------ Records for the exercise ------

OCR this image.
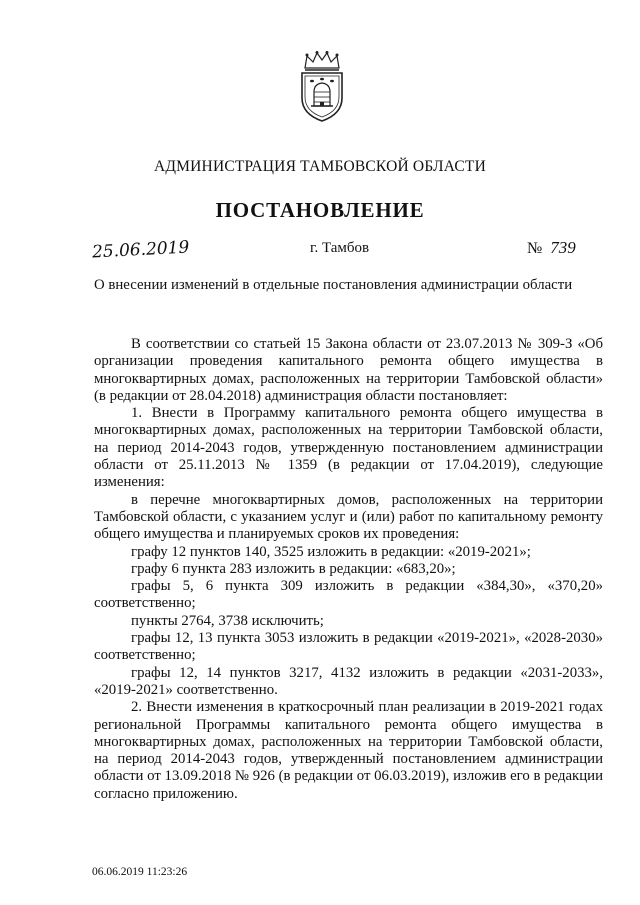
АДМИНИСТРАЦИЯ ТАМБОВСКОЙ ОБЛАСТИ
ПОСТАНОВЛЕНИЕ
25.06.2019	г. Тамбов	№ 739
О внесении изменений в отдельные постановления администрации области

В соответствии со статьей 15 Закона области от 23.07.2013 № 309-З «Об организации проведения капитального ремонта общего имущества в многоквартирных домах, расположенных на территории Тамбовской области» (в редакции от 28.04.2018) администрация области постановляет:

1. Внести в Программу капитального ремонта общего имущества в многоквартирных домах, расположенных на территории Тамбовской области, на период 2014-2043 годов, утвержденную постановлением администрации области от 25.11.2013 № 1359 (в редакции от 17.04.2019), следующие изменения:

в перечне многоквартирных домов, расположенных на территории Тамбовской области, с указанием услуг и (или) работ по капитальному ремонту общего имущества и планируемых сроков их проведения:

графу 12 пунктов 140, 3525 изложить в редакции: «2019-2021»;

графу 6 пункта 283 изложить в редакции: «683,20»;

графы 5, 6 пункта 309 изложить в редакции «384,30», «370,20» соответственно;

пункты 2764, 3738 исключить;

графы 12, 13 пункта 3053 изложить в редакции «2019-2021», «2028-2030» соответственно;

графы 12, 14 пунктов 3217, 4132 изложить в редакции «2031-2033», «2019-2021» соответственно.

2. Внести изменения в краткосрочный план реализации в 2019-2021 годах региональной Программы капитального ремонта общего имущества в многоквартирных домах, расположенных на территории Тамбовской области, на период 2014-2043 годов, утвержденный постановлением администрации области от 13.09.2018 № 926 (в редакции от 06.03.2019), изложив его в редакции согласно приложению.

06.06.2019 11:23:26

------

» Do this
Transcribe the whole listing exactly. Pictures stay out of your copy.

» Complete answer
OCR this image.
АДМИНИСТРАЦИЯ ТАМБОВСКОЙ ОБЛАСТИ
ПОСТАНОВЛЕНИЕ
25.06.2019	г. Тамбов	№ 739
О внесении изменений в отдельные постановления администрации области

В соответствии со статьей 15 Закона области от 23.07.2013 № 309-З «Об организации проведения капитального ремонта общего имущества в многоквартирных домах, расположенных на территории Тамбовской области» (в редакции от 28.04.2018) администрация области постановляет:

1. Внести в Программу капитального ремонта общего имущества в многоквартирных домах, расположенных на территории Тамбовской области, на период 2014-2043 годов, утвержденную постановлением администрации области от 25.11.2013 № 1359 (в редакции от 17.04.2019), следующие изменения:

в перечне многоквартирных домов, расположенных на территории Тамбовской области, с указанием услуг и (или) работ по капитальному ремонту общего имущества и планируемых сроков их проведения:

графу 12 пунктов 140, 3525 изложить в редакции: «2019-2021»;

графу 6 пункта 283 изложить в редакции: «683,20»;

графы 5, 6 пункта 309 изложить в редакции «384,30», «370,20» соответственно;

пункты 2764, 3738 исключить;

графы 12, 13 пункта 3053 изложить в редакции «2019-2021», «2028-2030» соответственно;

графы 12, 14 пунктов 3217, 4132 изложить в редакции «2031-2033», «2019-2021» соответственно.

2. Внести изменения в краткосрочный план реализации в 2019-2021 годах региональной Программы капитального ремонта общего имущества в многоквартирных домах, расположенных на территории Тамбовской области, на период 2014-2043 годов, утвержденный постановлением администрации области от 13.09.2018 № 926 (в редакции от 06.03.2019), изложив его в редакции согласно приложению.

06.06.2019 11:23:26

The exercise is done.